Aim »
Return the material word for word. Do not include the pictures.

Records contained in a dataset:
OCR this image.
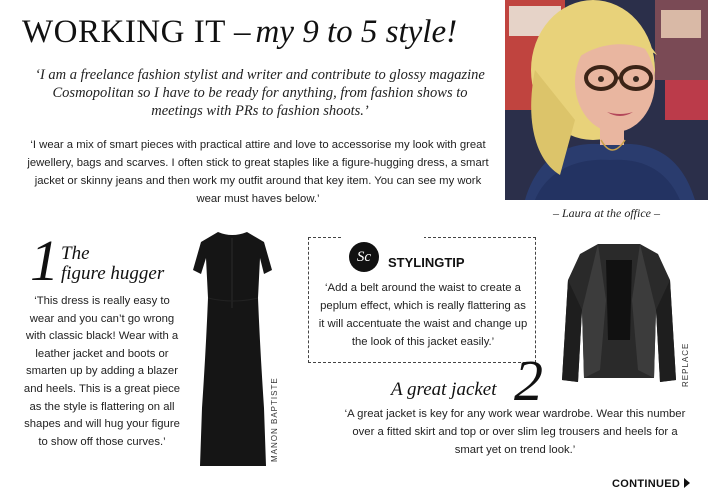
WORKING IT – my 9 to 5 style!

‘I am a freelance fashion stylist and writer and contribute to glossy magazine Cosmopolitan so I have to be ready for anything, from fashion shows to meetings with PRs to fashion shoots.’

‘I wear a mix of smart pieces with practical attire and love to accessorise my look with great jewellery, bags and scarves. I often stick to great staples like a figure-hugging dress, a smart jacket or skinny jeans and then work my outfit around that key item. You can see my work wear must haves below.’

– Laura at the office –
1 The
figure hugger

‘This dress is really easy to wear and you can’t go wrong with classic black! Wear with a leather jacket and boots or smarten up by adding a blazer and heels. This is a great piece as the style is flattering on all shapes and will hug your figure to show off those curves.’	MANON BAPTISTE
Sc	STYLINGTIP

‘Add a belt around the waist to create a peplum effect, which is really flattering as it will accentuate the waist and change up the look of this jacket easily.’

REPLACE
A great jacket 2

‘A great jacket is key for any work wear wardrobe. Wear this number over a fitted skirt and top or over slim leg trousers and heels for a smart yet on trend look.’

CONTINUED
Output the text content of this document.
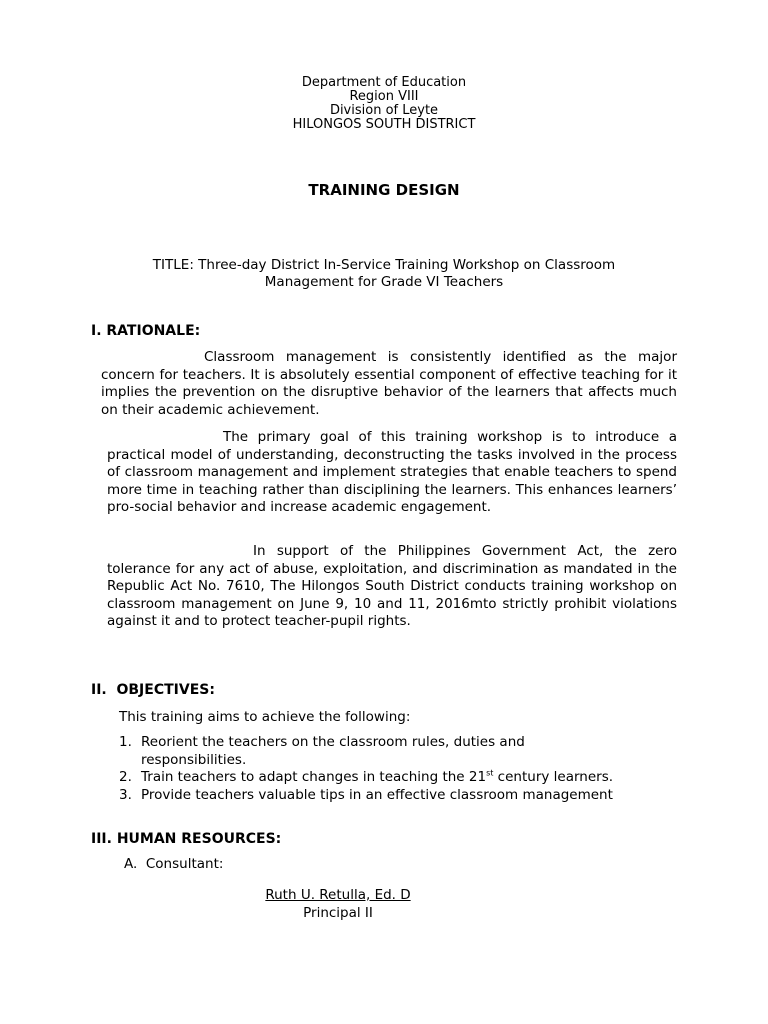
Department of Education
Region VIII
Division of Leyte
HILONGOS SOUTH DISTRICT
TRAINING DESIGN
TITLE: Three-day District In-Service Training Workshop on Classroom
Management for Grade VI Teachers
I. RATIONALE:
Classroom management is consistently identified as the major concern for teachers. It is absolutely essential component of effective teaching for it implies the prevention on the disruptive behavior of the learners that affects much on their academic achievement.
The primary goal of this training workshop is to introduce a practical model of understanding, deconstructing the tasks involved in the process of classroom management and implement strategies that enable teachers to spend more time in teaching rather than disciplining the learners. This enhances learners’ pro-social behavior and increase academic engagement.
In support of the Philippines Government Act, the zero tolerance for any act of abuse, exploitation, and discrimination as mandated in the Republic Act No. 7610, The Hilongos South District conducts training workshop on classroom management on June 9, 10 and 11, 2016mto strictly prohibit violations against it and to protect teacher-pupil rights.
II.  OBJECTIVES:
This training aims to achieve the following:
1. Reorient the teachers on the classroom rules, duties and responsibilities.
2. Train teachers to adapt changes in teaching the 21st century learners.
3. Provide teachers valuable tips in an effective classroom management
III. HUMAN RESOURCES:
A.  Consultant:
Ruth U. Retulla, Ed. D
Principal II
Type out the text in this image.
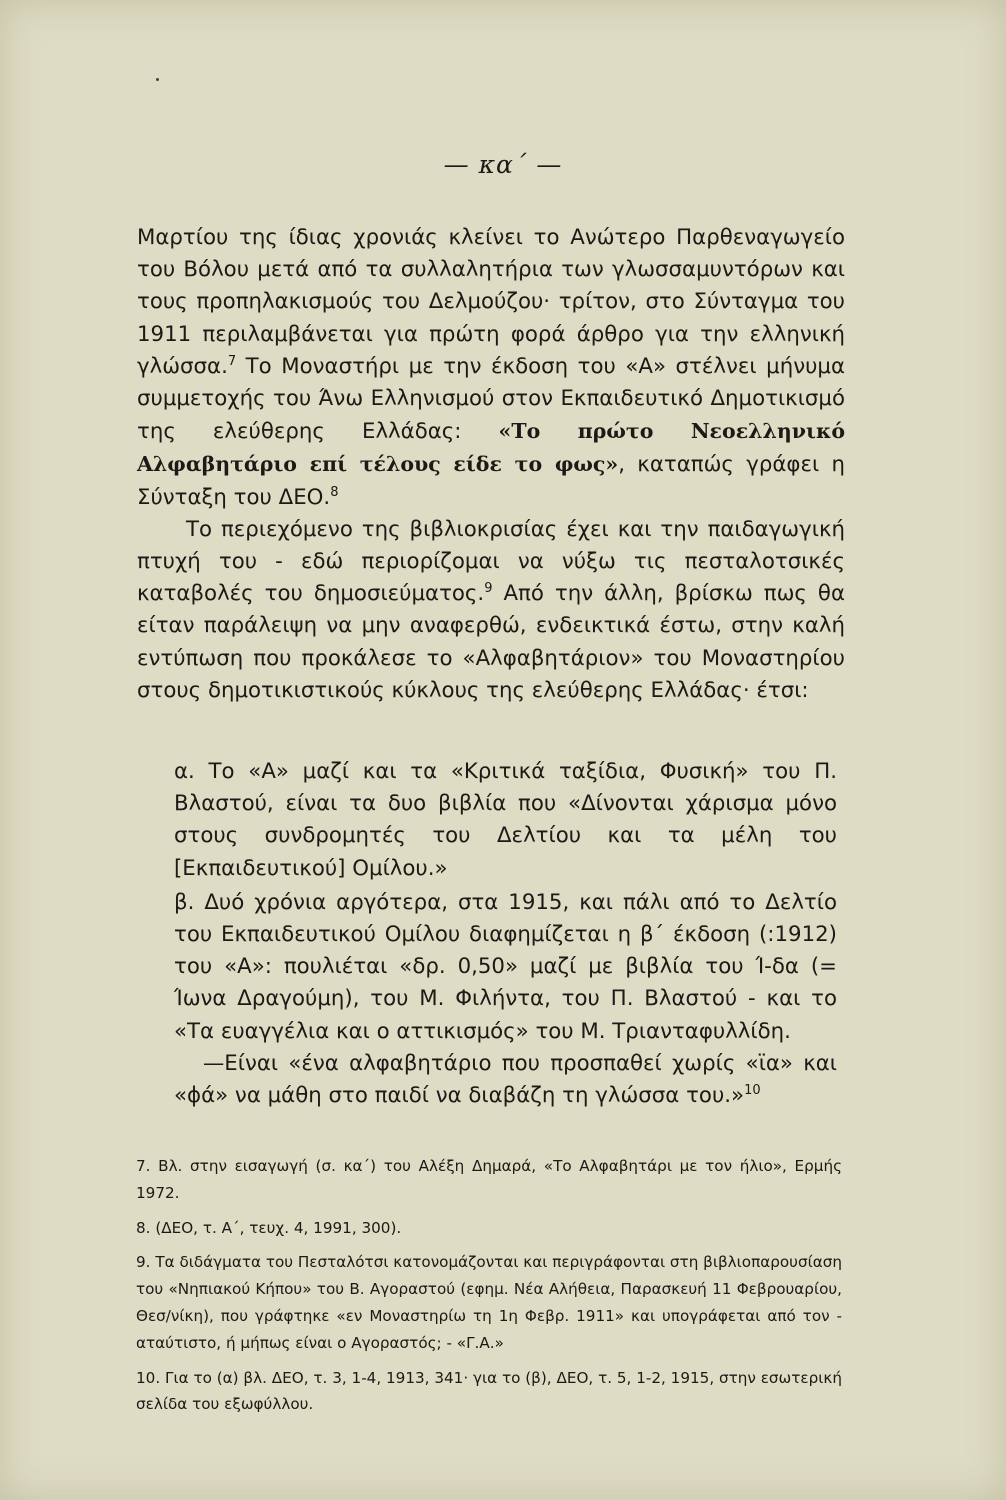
— κα΄ —

Μαρτίου της ίδιας χρονιάς κλείνει το Ανώτερο Παρθεναγωγείο του Βόλου μετά από τα συλλαλητήρια των γλωσσαμυντόρων και τους προπηλακισμούς του Δελμούζου· τρίτον, στο Σύνταγμα του 1911 περιλαμβάνεται για πρώτη φορά άρθρο για την ελληνική γλώσσα.$^7$ Το Μοναστήρι με την έκδοση του «Α» στέλνει μήνυμα συμμετοχής του Άνω Ελληνισμού στον Εκπαιδευτικό Δημοτικισμό της ελεύθερης Ελλάδας: «Το πρώτο Νεοελληνικό Αλφαβητάριο επί τέλους είδε το φως», καταπώς γράφει η Σύνταξη του ΔΕΟ.$^8$

Το περιεχόμενο της βιβλιοκρισίας έχει και την παιδαγωγική πτυχή του - εδώ περιορίζομαι να νύξω τις πεσταλοτσικές καταβολές του δημοσιεύματος.$^9$ Από την άλλη, βρίσκω πως θα είταν παράλειψη να μην αναφερθώ, ενδεικτικά έστω, στην καλή εντύπωση που προκάλεσε το «Αλφαβητάριον» του Μοναστηρίου στους δημοτικιστικούς κύκλους της ελεύθερης Ελλάδας· έτσι:

α. Το «Α» μαζί και τα «Κριτικά ταξίδια, Φυσική» του Π. Βλαστού, είναι τα δυο βιβλία που «Δίνονται χάρισμα μόνο στους συνδρομητές του Δελτίου και τα μέλη του [Εκπαιδευτικού] Ομίλου.»

β. Δυό χρόνια αργότερα, στα 1915, και πάλι από το Δελτίο του Εκπαιδευτικού Ομίλου διαφημίζεται η β΄ έκδοση (:1912) του «Α»: πουλιέται «δρ. 0,50» μαζί με βιβλία του Ί-δα (= Ίωνα Δραγούμη), του Μ. Φιλήντα, του Π. Βλαστού - και το «Τα ευαγγέλια και ο αττικισμός» του Μ. Τριανταφυλλίδη.

—Είναι «ένα αλφαβητάριο που προσπαθεί χωρίς «ϊα» και «ϕά» να μάθη στο παιδί να διαβάζη τη γλώσσα του.»$^{10}$

7. Βλ. στην εισαγωγή (σ. κα΄) του Αλέξη Δημαρά, «Το Αλφαβητάρι με τον ήλιο», Ερμής 1972.

8. (ΔΕΟ, τ. Α΄, τευχ. 4, 1991, 300).

9. Τα διδάγματα του Πεσταλότσι κατονομάζονται και περιγράφονται στη βιβλιοπαρουσίαση του «Νηπιακού Κήπου» του Β. Αγοραστού (εφημ. Νέα Αλήθεια, Παρασκευή 11 Φεβρουαρίου, Θεσ/νίκη), που γράφτηκε «εν Μοναστηρίω τη 1η Φεβρ. 1911» και υπογράφεται από τον - αταύτιστο, ή μήπως είναι ο Αγοραστός; - «Γ.Α.»

10. Για το (α) βλ. ΔΕΟ, τ. 3, 1-4, 1913, 341· για το (β), ΔΕΟ, τ. 5, 1-2, 1915, στην εσωτερική σελίδα του εξωφύλλου.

Result »
OCR this image.
WORKING IT – my 9 to 5 style!

‘I am a freelance fashion stylist and writer and contribute to glossy magazine Cosmopolitan so I have to be ready for anything, from fashion shows to meetings with PRs to fashion shoots.’

‘I wear a mix of smart pieces with practical attire and love to accessorise my look with great jewellery, bags and scarves. I often stick to great staples like a figure-hugging dress, a smart jacket or skinny jeans and then work my outfit around that key item. You can see my work wear must haves below.’

– Laura at the office –
1 The
figure hugger

‘This dress is really easy to wear and you can’t go wrong with classic black! Wear with a leather jacket and boots or smarten up by adding a blazer and heels. This is a great piece as the style is flattering on all shapes and will hug your figure to show off those curves.’	MANON BAPTISTE
Sc	STYLINGTIP

‘Add a belt around the waist to create a peplum effect, which is really flattering as it will accentuate the waist and change up the look of this jacket easily.’

REPLACE
A great jacket 2

‘A great jacket is key for any work wear wardrobe. Wear this number over a fitted skirt and top or over slim leg trousers and heels for a smart yet on trend look.’

CONTINUED
Output the text content of this document.
Department of Education
Region VIII
Division of Leyte
HILONGOS SOUTH DISTRICT
TRAINING DESIGN
TITLE: Three-day District In-Service Training Workshop on Classroom
Management for Grade VI Teachers
I. RATIONALE:
Classroom management is consistently identified as the major concern for teachers. It is absolutely essential component of effective teaching for it implies the prevention on the disruptive behavior of the learners that affects much on their academic achievement.
The primary goal of this training workshop is to introduce a practical model of understanding, deconstructing the tasks involved in the process of classroom management and implement strategies that enable teachers to spend more time in teaching rather than disciplining the learners. This enhances learners’ pro-social behavior and increase academic engagement.
In support of the Philippines Government Act, the zero tolerance for any act of abuse, exploitation, and discrimination as mandated in the Republic Act No. 7610, The Hilongos South District conducts training workshop on classroom management on June 9, 10 and 11, 2016mto strictly prohibit violations against it and to protect teacher-pupil rights.
II.  OBJECTIVES:
This training aims to achieve the following:
1. Reorient the teachers on the classroom rules, duties and responsibilities.
2. Train teachers to adapt changes in teaching the 21st century learners.
3. Provide teachers valuable tips in an effective classroom management
III. HUMAN RESOURCES:
A.  Consultant:
Ruth U. Retulla, Ed. D
Principal II
Type out the text in this image.
— κα΄ —

Μαρτίου της ίδιας χρονιάς κλείνει το Ανώτερο Παρθεναγωγείο του Βόλου μετά από τα συλλαλητήρια των γλωσσαμυντόρων και τους προπηλακισμούς του Δελμούζου· τρίτον, στο Σύνταγμα του 1911 περιλαμβάνεται για πρώτη φορά άρθρο για την ελληνική γλώσσα.$^7$ Το Μοναστήρι με την έκδοση του «Α» στέλνει μήνυμα συμμετοχής του Άνω Ελληνισμού στον Εκπαιδευτικό Δημοτικισμό της ελεύθερης Ελλάδας: «Το πρώτο Νεοελληνικό Αλφαβητάριο επί τέλους είδε το φως», καταπώς γράφει η Σύνταξη του ΔΕΟ.$^8$

Το περιεχόμενο της βιβλιοκρισίας έχει και την παιδαγωγική πτυχή του - εδώ περιορίζομαι να νύξω τις πεσταλοτσικές καταβολές του δημοσιεύματος.$^9$ Από την άλλη, βρίσκω πως θα είταν παράλειψη να μην αναφερθώ, ενδεικτικά έστω, στην καλή εντύπωση που προκάλεσε το «Αλφαβητάριον» του Μοναστηρίου στους δημοτικιστικούς κύκλους της ελεύθερης Ελλάδας· έτσι:

α. Το «Α» μαζί και τα «Κριτικά ταξίδια, Φυσική» του Π. Βλαστού, είναι τα δυο βιβλία που «Δίνονται χάρισμα μόνο στους συνδρομητές του Δελτίου και τα μέλη του [Εκπαιδευτικού] Ομίλου.»

β. Δυό χρόνια αργότερα, στα 1915, και πάλι από το Δελτίο του Εκπαιδευτικού Ομίλου διαφημίζεται η β΄ έκδοση (:1912) του «Α»: πουλιέται «δρ. 0,50» μαζί με βιβλία του Ί-δα (= Ίωνα Δραγούμη), του Μ. Φιλήντα, του Π. Βλαστού - και το «Τα ευαγγέλια και ο αττικισμός» του Μ. Τριανταφυλλίδη.

—Είναι «ένα αλφαβητάριο που προσπαθεί χωρίς «ϊα» και «ϕά» να μάθη στο παιδί να διαβάζη τη γλώσσα του.»$^{10}$

7. Βλ. στην εισαγωγή (σ. κα΄) του Αλέξη Δημαρά, «Το Αλφαβητάρι με τον ήλιο», Ερμής 1972.

8. (ΔΕΟ, τ. Α΄, τευχ. 4, 1991, 300).

9. Τα διδάγματα του Πεσταλότσι κατονομάζονται και περιγράφονται στη βιβλιοπαρουσίαση του «Νηπιακού Κήπου» του Β. Αγοραστού (εφημ. Νέα Αλήθεια, Παρασκευή 11 Φεβρουαρίου, Θεσ/νίκη), που γράφτηκε «εν Μοναστηρίω τη 1η Φεβρ. 1911» και υπογράφεται από τον - αταύτιστο, ή μήπως είναι ο Αγοραστός; - «Γ.Α.»

10. Για το (α) βλ. ΔΕΟ, τ. 3, 1-4, 1913, 341· για το (β), ΔΕΟ, τ. 5, 1-2, 1915, στην εσωτερική σελίδα του εξωφύλλου.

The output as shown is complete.